##### Data shown #####
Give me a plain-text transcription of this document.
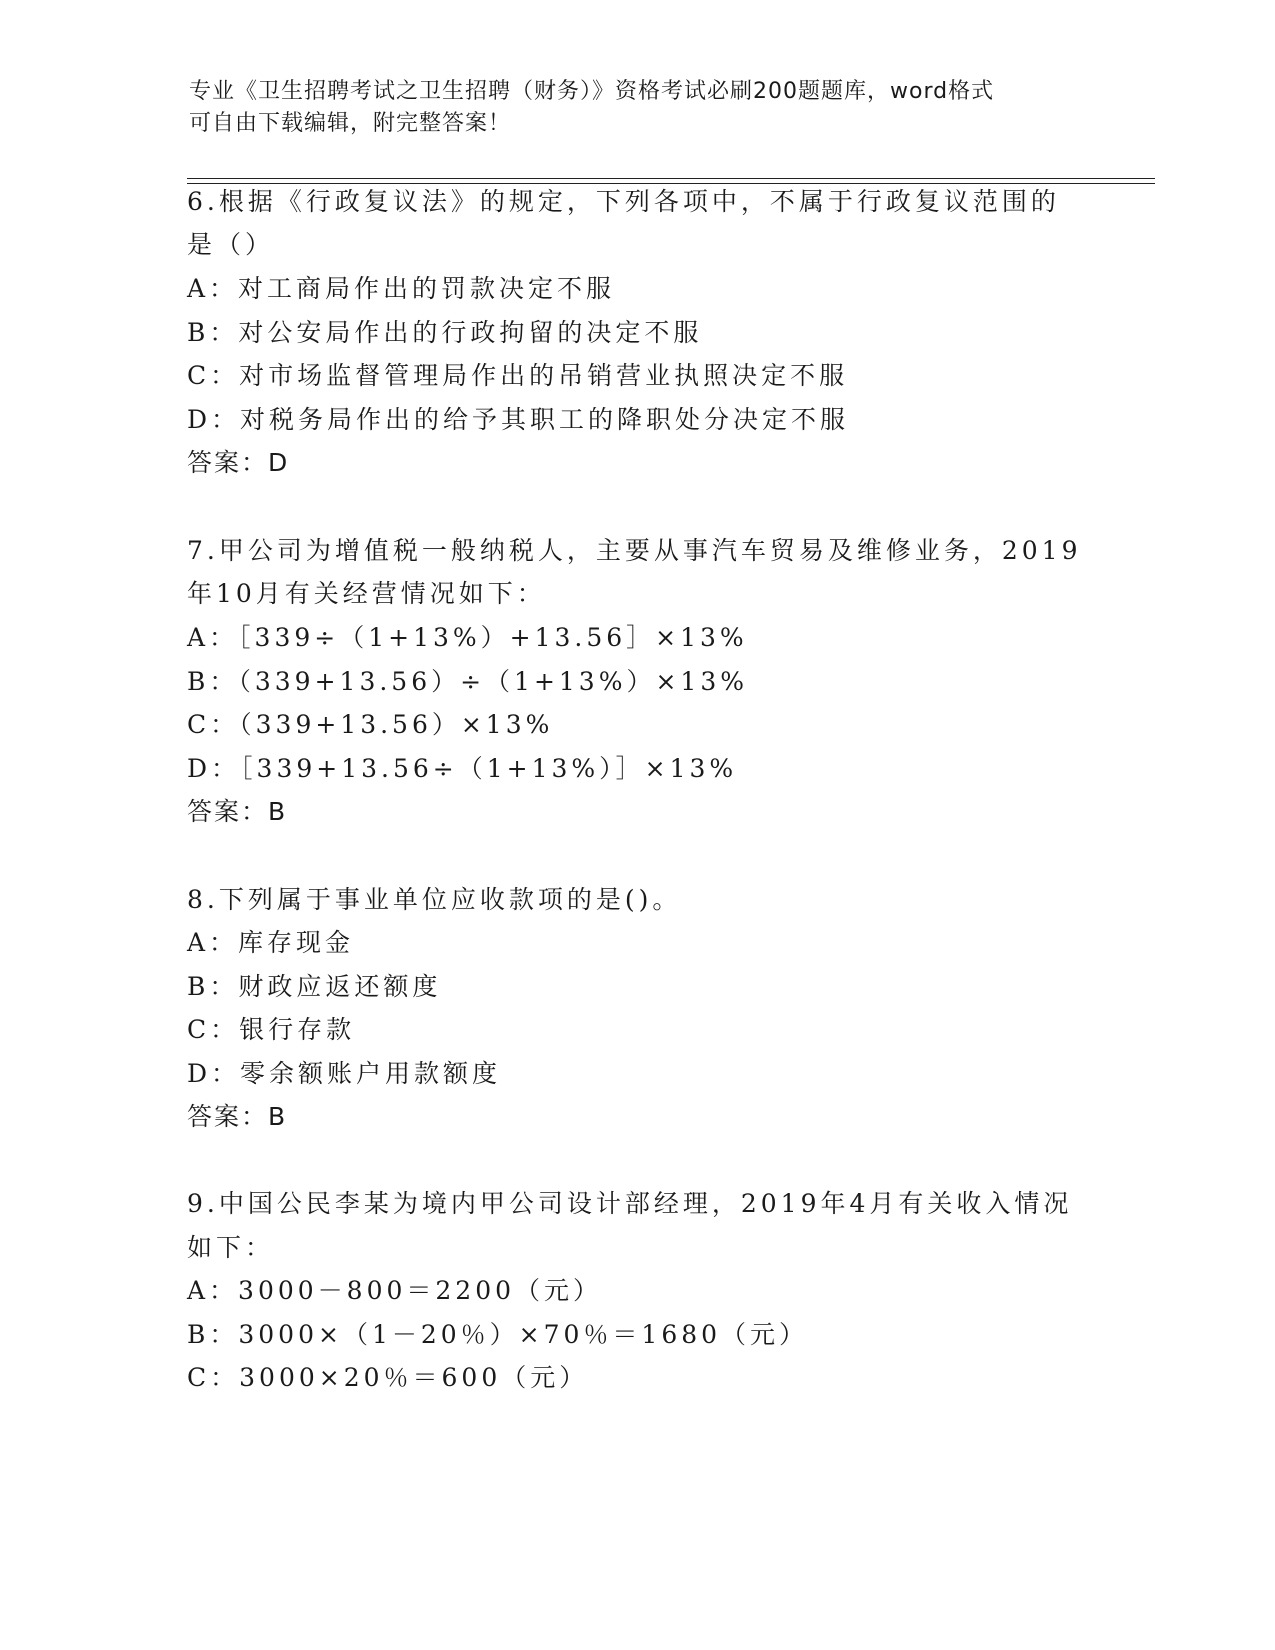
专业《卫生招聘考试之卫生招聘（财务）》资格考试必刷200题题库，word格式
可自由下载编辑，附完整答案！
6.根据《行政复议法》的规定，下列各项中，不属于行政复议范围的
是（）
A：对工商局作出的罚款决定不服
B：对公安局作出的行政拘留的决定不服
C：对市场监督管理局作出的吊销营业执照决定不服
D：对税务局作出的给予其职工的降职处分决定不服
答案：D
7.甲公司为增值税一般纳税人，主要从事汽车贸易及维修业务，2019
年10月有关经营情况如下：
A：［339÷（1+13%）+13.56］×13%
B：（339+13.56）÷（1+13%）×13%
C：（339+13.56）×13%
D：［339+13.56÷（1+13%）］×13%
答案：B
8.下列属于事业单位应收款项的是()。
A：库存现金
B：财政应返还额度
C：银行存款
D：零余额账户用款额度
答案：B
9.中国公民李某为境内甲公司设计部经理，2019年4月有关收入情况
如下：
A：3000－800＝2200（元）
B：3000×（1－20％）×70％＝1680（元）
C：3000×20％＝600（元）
#####
##### Data shown #####
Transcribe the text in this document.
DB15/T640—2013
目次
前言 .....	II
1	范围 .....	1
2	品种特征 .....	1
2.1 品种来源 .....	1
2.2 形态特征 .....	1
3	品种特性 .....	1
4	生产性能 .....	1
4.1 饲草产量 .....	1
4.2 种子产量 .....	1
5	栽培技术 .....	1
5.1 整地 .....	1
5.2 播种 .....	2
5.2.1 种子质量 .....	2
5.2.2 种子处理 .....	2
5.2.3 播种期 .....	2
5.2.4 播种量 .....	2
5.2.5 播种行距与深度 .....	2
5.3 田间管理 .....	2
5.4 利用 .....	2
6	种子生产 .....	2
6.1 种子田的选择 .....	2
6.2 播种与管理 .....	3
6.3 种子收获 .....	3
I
#####
### Required task
Look through the entries above and report each line where the string "text" occurs.

### Final result
Give me a plain-text transcription of this document.
Transcribe the text in this document.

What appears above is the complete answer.